AIM => Scan the material for the word "отопления", and copy each line where it shows up.

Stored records
>> BEGIN

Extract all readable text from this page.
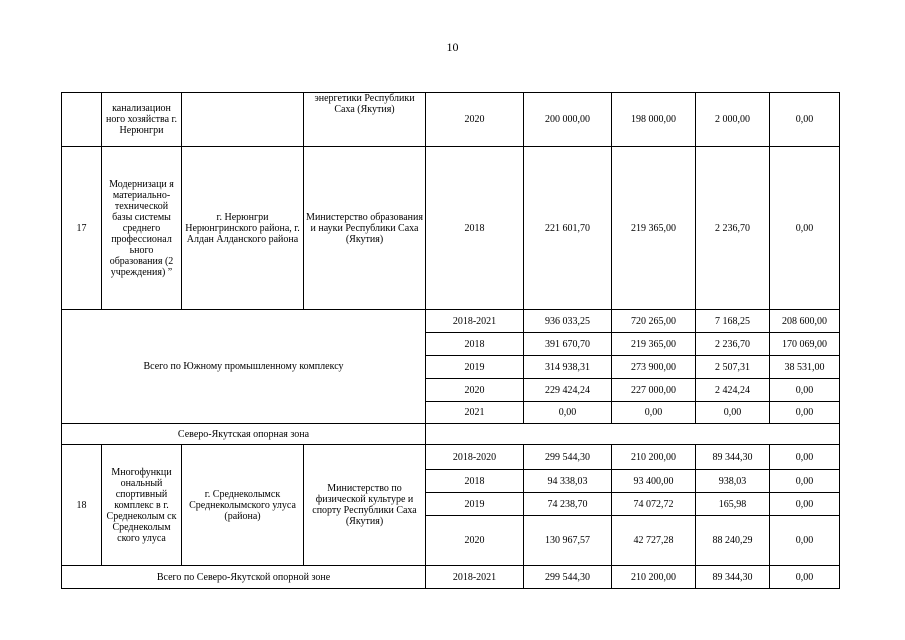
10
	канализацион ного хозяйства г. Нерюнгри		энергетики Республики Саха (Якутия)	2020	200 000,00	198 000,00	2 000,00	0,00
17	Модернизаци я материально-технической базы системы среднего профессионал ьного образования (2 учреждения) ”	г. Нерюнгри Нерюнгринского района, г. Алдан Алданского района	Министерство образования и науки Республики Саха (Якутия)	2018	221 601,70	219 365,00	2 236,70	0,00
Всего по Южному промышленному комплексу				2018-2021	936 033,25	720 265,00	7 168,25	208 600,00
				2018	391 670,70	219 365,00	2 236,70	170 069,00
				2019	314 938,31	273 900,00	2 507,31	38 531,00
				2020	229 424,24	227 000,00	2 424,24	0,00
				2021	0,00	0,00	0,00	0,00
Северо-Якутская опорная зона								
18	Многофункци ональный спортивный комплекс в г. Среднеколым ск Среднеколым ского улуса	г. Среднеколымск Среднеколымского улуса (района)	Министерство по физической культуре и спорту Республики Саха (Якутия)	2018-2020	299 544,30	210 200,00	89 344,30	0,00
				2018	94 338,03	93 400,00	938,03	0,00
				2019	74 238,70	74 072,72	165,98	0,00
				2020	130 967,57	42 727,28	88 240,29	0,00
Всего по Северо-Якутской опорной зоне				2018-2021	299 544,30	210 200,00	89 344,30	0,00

>> END
>> BEGIN

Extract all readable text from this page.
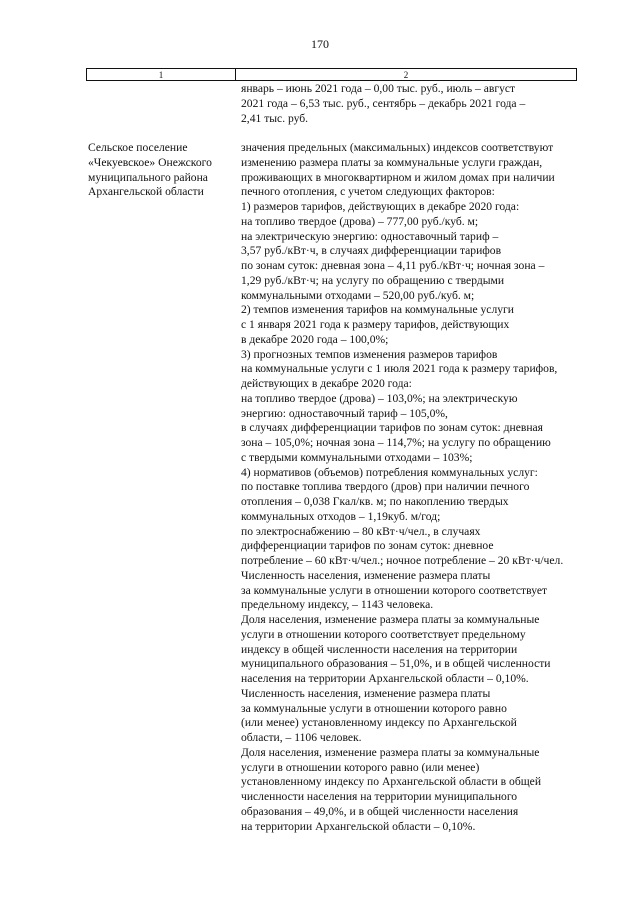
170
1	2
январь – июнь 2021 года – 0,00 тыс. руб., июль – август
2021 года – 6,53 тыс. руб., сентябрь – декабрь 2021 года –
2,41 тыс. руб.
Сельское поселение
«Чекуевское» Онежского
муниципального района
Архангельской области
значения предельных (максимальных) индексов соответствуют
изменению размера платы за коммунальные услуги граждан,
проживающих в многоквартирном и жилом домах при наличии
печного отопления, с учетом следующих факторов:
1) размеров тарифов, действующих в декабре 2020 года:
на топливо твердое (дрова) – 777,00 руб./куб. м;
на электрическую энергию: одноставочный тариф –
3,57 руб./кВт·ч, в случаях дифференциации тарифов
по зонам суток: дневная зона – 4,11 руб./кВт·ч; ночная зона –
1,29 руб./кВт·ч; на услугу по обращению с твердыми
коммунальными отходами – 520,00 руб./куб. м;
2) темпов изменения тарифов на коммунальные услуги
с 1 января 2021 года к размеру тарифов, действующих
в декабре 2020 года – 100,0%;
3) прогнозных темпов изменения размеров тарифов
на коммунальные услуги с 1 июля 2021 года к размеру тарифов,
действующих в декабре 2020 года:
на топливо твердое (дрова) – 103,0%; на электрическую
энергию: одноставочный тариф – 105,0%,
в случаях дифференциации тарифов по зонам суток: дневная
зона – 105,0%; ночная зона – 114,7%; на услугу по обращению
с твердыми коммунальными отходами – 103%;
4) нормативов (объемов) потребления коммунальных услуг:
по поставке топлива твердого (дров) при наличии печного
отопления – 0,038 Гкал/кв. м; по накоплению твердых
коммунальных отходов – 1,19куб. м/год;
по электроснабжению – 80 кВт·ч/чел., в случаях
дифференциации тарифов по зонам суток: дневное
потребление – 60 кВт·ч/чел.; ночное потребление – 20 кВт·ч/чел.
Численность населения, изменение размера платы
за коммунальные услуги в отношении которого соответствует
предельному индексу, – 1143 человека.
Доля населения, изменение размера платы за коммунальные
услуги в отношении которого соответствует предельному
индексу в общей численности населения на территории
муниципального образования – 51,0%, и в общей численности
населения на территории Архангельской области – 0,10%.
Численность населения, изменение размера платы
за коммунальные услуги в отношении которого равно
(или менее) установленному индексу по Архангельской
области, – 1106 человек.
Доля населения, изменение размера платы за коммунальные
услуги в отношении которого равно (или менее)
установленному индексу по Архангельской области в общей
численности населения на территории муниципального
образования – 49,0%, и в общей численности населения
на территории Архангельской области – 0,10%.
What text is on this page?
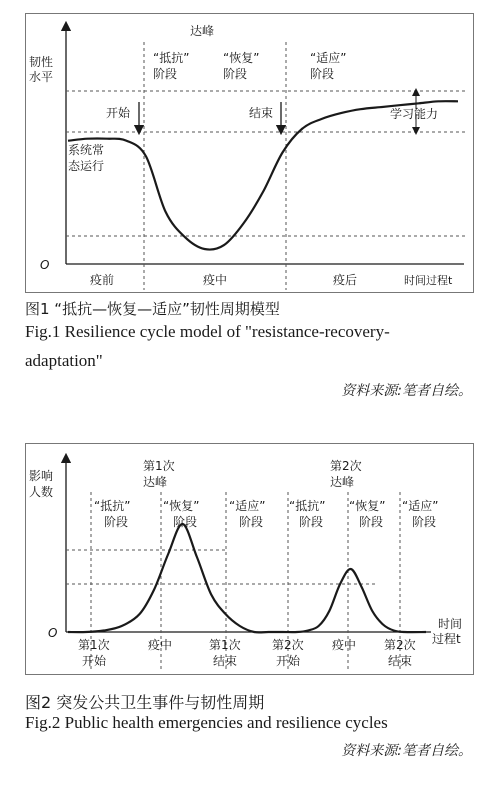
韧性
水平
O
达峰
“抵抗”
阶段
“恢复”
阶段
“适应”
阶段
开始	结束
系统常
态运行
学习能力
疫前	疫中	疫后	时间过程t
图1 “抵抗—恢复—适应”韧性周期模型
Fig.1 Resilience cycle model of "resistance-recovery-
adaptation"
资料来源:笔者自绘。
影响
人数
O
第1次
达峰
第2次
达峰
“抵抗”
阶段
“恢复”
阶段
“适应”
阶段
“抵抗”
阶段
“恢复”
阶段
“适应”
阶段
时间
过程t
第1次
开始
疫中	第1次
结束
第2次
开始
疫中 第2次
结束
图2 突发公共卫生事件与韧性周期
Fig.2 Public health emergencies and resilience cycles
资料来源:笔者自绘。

>> END

FULL OUTPUT =>
печного отопления, с учетом следующих факторов:
отопления – 0,038 Гкал/кв. м; по накоплению твердых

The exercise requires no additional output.